## Start Input material

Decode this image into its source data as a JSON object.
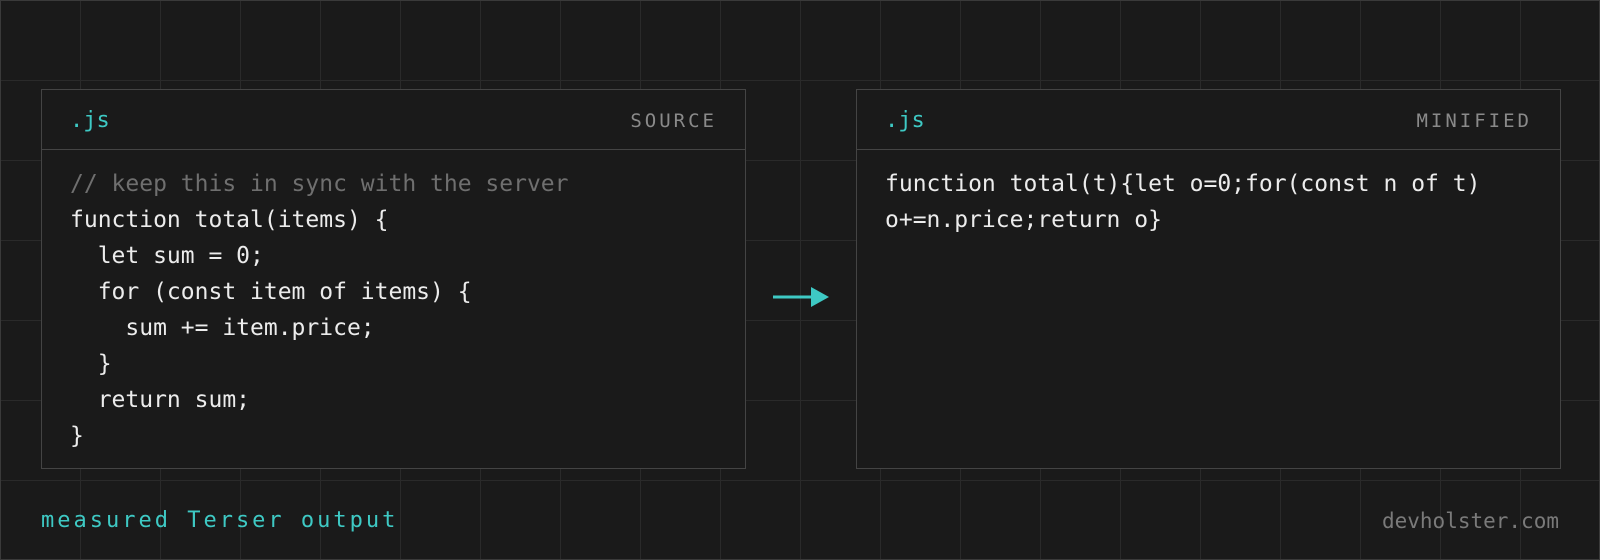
{
  "source_panel": {
    "extension": ".js",
    "kind_label": "SOURCE",
    "lines": [
      {
        "text": "// keep this in sync with the server",
        "type": "comment"
      },
      {
        "text": "function total(items) {",
        "type": "code"
      },
      {
        "text": "  let sum = 0;",
        "type": "code"
      },
      {
        "text": "  for (const item of items) {",
        "type": "code"
      },
      {
        "text": "    sum += item.price;",
        "type": "code"
      },
      {
        "text": "  }",
        "type": "code"
      },
      {
        "text": "  return sum;",
        "type": "code"
      },
      {
        "text": "}",
        "type": "code"
      }
    ]
  },
  "minified_panel": {
    "extension": ".js",
    "kind_label": "MINIFIED",
    "lines": [
      {
        "text": "function total(t){let o=0;for(const n of t)",
        "type": "code"
      },
      {
        "text": "o+=n.price;return o}",
        "type": "code"
      }
    ]
  },
  "arrow": {
    "icon": "arrow-right-icon",
    "color": "#3ec9c4"
  },
  "footer": {
    "caption": "measured Terser output",
    "site": "devholster.com"
  },
  "colors": {
    "accent": "#3ec9c4",
    "comment": "#6f6f6f",
    "text": "#ececec",
    "muted": "#8a8a8a"
  }
}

## End Input material

- _Given exercise_
Omit every picture, and otherwise quote the entries exactly.

- _The answer_
Decode this image into its source data as a JSON object.
{
  "source_panel": {
    "extension": ".js",
    "kind_label": "SOURCE",
    "lines": [
      {
        "text": "// keep this in sync with the server",
        "type": "comment"
      },
      {
        "text": "function total(items) {",
        "type": "code"
      },
      {
        "text": "  let sum = 0;",
        "type": "code"
      },
      {
        "text": "  for (const item of items) {",
        "type": "code"
      },
      {
        "text": "    sum += item.price;",
        "type": "code"
      },
      {
        "text": "  }",
        "type": "code"
      },
      {
        "text": "  return sum;",
        "type": "code"
      },
      {
        "text": "}",
        "type": "code"
      }
    ]
  },
  "minified_panel": {
    "extension": ".js",
    "kind_label": "MINIFIED",
    "lines": [
      {
        "text": "function total(t){let o=0;for(const n of t)",
        "type": "code"
      },
      {
        "text": "o+=n.price;return o}",
        "type": "code"
      }
    ]
  },
  "arrow": {
    "icon": "arrow-right-icon",
    "color": "#3ec9c4"
  },
  "footer": {
    "caption": "measured Terser output",
    "site": "devholster.com"
  },
  "colors": {
    "accent": "#3ec9c4",
    "comment": "#6f6f6f",
    "text": "#ececec",
    "muted": "#8a8a8a"
  }
}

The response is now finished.